— start Input for this task —

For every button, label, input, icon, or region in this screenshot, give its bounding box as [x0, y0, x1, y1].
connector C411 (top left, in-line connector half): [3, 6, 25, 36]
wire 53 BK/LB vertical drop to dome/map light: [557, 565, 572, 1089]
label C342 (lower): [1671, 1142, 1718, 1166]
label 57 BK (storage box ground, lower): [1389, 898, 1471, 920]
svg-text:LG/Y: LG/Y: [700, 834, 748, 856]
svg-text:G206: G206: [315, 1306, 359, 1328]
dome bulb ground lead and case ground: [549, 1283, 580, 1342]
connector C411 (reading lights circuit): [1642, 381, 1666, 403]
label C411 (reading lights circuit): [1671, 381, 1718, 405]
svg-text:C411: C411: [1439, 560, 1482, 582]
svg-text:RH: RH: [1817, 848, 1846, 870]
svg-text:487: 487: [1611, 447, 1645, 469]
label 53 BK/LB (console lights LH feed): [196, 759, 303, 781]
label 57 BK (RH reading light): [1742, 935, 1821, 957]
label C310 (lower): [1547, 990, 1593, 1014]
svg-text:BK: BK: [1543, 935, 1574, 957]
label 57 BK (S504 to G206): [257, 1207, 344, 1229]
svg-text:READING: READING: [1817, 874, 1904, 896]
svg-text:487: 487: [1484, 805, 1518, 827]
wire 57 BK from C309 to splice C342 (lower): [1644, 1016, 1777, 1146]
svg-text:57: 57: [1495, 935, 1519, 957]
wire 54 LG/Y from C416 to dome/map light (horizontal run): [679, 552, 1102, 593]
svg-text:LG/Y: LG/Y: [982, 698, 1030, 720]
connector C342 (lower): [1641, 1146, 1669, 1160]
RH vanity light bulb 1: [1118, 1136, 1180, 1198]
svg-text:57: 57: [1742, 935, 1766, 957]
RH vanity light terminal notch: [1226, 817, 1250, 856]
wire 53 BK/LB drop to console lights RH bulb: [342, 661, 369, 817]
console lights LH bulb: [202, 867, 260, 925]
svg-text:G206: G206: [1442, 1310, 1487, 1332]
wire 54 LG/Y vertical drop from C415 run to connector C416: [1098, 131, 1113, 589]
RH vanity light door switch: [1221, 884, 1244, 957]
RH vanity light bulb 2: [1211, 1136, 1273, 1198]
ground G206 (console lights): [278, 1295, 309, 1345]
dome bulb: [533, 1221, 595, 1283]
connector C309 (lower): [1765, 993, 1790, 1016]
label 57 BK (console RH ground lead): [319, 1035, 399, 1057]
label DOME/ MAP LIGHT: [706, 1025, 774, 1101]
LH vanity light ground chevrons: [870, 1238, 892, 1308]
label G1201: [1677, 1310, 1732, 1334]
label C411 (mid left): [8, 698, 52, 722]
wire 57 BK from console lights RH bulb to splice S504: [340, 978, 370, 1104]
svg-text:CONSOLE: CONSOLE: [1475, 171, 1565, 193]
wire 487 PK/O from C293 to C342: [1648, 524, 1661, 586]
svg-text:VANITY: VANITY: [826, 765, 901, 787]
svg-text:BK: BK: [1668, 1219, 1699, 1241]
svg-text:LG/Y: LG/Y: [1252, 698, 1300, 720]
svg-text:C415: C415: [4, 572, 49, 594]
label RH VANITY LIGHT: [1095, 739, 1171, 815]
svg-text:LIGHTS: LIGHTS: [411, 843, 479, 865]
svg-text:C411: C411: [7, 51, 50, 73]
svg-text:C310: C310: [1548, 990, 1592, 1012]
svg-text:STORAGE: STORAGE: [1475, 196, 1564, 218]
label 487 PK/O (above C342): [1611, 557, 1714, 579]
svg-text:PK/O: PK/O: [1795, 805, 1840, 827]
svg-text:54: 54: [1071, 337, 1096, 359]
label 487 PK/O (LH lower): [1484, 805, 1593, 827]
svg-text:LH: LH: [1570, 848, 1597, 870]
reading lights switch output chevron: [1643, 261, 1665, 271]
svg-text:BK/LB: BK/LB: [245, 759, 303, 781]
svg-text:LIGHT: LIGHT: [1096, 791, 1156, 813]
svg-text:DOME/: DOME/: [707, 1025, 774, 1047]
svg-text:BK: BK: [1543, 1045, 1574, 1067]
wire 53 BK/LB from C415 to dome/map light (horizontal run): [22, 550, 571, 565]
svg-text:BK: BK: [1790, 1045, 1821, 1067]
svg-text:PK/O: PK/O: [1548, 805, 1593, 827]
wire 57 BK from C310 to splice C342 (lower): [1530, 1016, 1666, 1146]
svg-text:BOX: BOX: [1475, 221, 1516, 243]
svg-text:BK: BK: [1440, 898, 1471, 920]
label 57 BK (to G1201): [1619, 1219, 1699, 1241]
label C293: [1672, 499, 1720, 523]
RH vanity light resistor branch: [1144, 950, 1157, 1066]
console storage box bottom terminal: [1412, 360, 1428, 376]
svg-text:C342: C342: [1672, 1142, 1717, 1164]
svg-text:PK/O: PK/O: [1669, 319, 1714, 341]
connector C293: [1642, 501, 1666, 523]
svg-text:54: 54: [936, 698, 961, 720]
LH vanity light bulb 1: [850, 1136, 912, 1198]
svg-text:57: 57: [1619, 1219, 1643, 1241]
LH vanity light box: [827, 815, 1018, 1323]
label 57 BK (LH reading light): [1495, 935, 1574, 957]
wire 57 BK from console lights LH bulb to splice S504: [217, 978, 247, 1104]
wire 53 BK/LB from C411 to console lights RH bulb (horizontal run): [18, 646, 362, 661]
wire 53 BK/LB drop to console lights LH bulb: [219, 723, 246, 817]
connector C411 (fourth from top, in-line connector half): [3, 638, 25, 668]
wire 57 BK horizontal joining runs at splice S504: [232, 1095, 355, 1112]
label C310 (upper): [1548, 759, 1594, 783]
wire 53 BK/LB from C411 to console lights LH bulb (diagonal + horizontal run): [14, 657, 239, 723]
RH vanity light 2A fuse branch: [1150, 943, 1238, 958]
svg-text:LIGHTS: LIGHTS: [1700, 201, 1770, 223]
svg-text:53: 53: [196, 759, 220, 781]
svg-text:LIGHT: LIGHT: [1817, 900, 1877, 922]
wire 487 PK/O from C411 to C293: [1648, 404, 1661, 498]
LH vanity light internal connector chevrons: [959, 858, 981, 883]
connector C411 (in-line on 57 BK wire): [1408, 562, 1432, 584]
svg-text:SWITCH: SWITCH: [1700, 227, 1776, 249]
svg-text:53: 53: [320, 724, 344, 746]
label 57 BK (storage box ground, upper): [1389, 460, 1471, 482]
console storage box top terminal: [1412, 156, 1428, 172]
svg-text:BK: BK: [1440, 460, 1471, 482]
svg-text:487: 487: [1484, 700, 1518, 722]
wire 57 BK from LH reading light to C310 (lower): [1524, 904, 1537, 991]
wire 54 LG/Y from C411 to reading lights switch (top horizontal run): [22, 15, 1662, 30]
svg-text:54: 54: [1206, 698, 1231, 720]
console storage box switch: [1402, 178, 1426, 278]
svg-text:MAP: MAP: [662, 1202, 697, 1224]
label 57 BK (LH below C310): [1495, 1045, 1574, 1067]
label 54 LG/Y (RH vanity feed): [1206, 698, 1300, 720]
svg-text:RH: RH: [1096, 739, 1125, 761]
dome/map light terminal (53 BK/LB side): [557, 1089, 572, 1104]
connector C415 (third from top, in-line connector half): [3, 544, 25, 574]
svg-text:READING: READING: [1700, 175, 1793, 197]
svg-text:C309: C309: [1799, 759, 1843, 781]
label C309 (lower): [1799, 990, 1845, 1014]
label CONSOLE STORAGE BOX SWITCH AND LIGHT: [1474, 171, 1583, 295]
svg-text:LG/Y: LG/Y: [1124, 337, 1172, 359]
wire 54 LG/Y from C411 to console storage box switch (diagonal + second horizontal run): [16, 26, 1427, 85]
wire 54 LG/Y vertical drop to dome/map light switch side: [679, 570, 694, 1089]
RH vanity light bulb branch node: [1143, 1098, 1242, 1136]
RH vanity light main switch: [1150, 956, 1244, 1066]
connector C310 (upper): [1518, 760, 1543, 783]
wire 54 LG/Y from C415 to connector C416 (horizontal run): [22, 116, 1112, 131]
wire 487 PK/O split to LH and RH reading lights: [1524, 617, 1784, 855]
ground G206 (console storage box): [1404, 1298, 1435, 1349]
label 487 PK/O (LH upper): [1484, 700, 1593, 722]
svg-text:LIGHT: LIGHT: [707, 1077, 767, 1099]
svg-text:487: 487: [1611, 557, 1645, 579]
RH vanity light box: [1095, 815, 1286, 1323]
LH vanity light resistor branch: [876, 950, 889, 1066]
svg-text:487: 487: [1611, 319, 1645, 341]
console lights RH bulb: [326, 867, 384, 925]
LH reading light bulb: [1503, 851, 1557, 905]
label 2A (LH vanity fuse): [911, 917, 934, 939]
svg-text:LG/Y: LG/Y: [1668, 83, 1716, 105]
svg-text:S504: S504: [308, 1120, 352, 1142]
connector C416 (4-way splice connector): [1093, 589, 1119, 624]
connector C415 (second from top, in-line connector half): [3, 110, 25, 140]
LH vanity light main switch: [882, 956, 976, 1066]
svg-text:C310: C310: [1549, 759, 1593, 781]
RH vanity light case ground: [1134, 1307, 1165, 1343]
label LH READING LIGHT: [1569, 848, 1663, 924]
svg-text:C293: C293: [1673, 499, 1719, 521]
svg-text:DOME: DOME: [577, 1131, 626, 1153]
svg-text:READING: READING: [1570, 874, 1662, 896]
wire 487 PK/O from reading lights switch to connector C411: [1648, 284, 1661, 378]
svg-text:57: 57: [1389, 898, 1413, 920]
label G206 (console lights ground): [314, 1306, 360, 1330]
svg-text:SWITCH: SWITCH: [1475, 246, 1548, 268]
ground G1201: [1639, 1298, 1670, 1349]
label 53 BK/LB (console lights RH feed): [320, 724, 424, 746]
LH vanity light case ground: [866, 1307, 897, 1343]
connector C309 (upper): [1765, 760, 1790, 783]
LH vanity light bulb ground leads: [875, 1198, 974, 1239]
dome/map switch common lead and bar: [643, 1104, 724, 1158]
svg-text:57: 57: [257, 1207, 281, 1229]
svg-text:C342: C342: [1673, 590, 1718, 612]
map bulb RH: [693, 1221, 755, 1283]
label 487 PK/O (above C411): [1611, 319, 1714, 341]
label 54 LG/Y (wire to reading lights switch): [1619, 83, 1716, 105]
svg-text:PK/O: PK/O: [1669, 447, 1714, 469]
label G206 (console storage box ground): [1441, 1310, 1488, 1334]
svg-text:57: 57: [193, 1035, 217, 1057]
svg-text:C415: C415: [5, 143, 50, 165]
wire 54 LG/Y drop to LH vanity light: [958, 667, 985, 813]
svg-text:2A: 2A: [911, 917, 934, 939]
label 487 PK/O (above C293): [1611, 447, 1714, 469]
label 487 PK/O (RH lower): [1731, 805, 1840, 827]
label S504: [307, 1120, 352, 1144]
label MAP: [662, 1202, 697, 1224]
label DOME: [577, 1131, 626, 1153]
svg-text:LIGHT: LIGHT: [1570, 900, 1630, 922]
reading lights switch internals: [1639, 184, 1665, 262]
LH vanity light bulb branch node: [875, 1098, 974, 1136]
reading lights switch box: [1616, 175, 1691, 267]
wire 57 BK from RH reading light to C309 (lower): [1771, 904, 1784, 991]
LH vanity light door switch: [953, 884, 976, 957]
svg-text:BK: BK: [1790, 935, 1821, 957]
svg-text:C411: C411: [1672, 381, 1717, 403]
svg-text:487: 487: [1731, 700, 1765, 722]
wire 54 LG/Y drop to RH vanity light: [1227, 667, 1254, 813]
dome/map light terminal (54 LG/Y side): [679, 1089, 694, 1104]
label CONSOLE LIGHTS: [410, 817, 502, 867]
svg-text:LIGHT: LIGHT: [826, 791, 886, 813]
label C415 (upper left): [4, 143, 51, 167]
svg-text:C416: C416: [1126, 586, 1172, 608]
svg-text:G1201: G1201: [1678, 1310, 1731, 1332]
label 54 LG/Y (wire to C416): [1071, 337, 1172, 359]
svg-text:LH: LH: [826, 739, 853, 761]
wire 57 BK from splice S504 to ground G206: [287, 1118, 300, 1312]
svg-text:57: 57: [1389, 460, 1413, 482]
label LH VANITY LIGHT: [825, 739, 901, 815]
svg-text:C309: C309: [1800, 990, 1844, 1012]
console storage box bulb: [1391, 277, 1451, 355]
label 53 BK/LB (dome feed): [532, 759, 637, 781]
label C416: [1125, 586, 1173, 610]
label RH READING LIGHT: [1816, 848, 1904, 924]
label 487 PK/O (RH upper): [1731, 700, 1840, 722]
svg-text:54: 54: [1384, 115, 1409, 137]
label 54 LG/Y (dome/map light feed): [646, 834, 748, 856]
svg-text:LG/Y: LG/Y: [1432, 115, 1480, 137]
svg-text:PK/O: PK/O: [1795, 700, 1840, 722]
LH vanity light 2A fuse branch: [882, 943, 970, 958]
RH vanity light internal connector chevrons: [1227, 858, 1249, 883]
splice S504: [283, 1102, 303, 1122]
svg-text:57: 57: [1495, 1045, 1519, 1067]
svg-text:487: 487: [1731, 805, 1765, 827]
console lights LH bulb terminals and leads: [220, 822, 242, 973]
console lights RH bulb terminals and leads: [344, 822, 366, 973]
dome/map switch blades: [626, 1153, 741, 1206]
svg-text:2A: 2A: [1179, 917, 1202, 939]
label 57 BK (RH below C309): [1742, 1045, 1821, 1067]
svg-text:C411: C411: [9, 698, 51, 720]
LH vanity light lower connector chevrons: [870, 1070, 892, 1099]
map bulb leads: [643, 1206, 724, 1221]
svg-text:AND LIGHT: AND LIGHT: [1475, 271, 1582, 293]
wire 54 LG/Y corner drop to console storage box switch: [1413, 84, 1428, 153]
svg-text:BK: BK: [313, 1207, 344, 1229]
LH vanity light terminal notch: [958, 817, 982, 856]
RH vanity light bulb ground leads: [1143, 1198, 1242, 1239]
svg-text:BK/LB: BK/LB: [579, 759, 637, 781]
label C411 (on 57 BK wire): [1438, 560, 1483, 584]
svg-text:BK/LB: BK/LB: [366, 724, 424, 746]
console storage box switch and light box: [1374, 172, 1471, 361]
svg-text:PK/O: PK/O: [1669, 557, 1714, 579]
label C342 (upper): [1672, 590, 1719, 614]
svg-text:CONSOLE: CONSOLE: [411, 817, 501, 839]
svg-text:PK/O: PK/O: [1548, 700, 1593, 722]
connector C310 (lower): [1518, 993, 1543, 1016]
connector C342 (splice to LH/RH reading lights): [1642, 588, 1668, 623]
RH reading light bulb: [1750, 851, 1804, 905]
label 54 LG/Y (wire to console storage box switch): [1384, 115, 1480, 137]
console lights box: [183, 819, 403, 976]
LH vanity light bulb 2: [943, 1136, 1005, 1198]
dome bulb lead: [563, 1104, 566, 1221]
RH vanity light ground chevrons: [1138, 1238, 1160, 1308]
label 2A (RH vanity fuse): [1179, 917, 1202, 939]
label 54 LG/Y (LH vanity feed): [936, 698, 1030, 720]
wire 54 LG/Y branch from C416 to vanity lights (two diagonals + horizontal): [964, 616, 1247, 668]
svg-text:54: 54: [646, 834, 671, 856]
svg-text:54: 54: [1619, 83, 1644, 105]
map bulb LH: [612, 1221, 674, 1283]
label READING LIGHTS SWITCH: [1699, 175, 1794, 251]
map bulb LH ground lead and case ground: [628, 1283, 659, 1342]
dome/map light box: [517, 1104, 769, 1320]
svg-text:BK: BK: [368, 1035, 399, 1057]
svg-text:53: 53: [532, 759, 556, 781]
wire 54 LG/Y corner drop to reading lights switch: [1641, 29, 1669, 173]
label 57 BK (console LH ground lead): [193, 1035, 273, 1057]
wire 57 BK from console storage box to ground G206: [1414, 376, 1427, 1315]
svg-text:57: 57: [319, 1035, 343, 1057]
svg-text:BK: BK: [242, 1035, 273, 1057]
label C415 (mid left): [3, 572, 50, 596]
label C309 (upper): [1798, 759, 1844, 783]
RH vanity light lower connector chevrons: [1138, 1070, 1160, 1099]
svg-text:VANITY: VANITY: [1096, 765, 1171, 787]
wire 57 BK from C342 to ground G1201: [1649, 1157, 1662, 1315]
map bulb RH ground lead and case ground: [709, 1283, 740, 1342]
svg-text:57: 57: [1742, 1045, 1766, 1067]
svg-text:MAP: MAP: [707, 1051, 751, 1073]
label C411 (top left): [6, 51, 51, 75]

— end Input for this task —

▶ [What needs to be done] Rewrite the entries starting at the first one and ending at the one containing "svg-text:G206: G206: [1442, 1310, 1487, 1332]", swapping "reading lights circuit" for "reading lamps circuit" and leaving everything else unchanged.

▶ [Answer to the task]
For every button, label, input, icon, or region in this screenshot, give its bounding box as [x0, y0, x1, y1].
connector C411 (top left, in-line connector half): [3, 6, 25, 36]
wire 53 BK/LB vertical drop to dome/map light: [557, 565, 572, 1089]
label C342 (lower): [1671, 1142, 1718, 1166]
label 57 BK (storage box ground, lower): [1389, 898, 1471, 920]
svg-text:LG/Y: LG/Y: [700, 834, 748, 856]
svg-text:G206: G206: [315, 1306, 359, 1328]
dome bulb ground lead and case ground: [549, 1283, 580, 1342]
connector C411 (reading lamps circuit): [1642, 381, 1666, 403]
label C411 (reading lamps circuit): [1671, 381, 1718, 405]
svg-text:C411: C411: [1439, 560, 1482, 582]
svg-text:RH: RH: [1817, 848, 1846, 870]
svg-text:487: 487: [1611, 447, 1645, 469]
label 53 BK/LB (console lights LH feed): [196, 759, 303, 781]
label 57 BK (RH reading light): [1742, 935, 1821, 957]
label C310 (lower): [1547, 990, 1593, 1014]
svg-text:BK: BK: [1543, 935, 1574, 957]
label 57 BK (S504 to G206): [257, 1207, 344, 1229]
svg-text:READING: READING: [1817, 874, 1904, 896]
svg-text:487: 487: [1484, 805, 1518, 827]
wire 57 BK from C309 to splice C342 (lower): [1644, 1016, 1777, 1146]
svg-text:57: 57: [1495, 935, 1519, 957]
wire 54 LG/Y from C416 to dome/map light (horizontal run): [679, 552, 1102, 593]
svg-text:LG/Y: LG/Y: [982, 698, 1030, 720]
connector C342 (lower): [1641, 1146, 1669, 1160]
RH vanity light bulb 1: [1118, 1136, 1180, 1198]
svg-text:57: 57: [1742, 935, 1766, 957]
RH vanity light terminal notch: [1226, 817, 1250, 856]
wire 53 BK/LB drop to console lights RH bulb: [342, 661, 369, 817]
console lights LH bulb: [202, 867, 260, 925]
svg-text:G206: G206: [1442, 1310, 1487, 1332]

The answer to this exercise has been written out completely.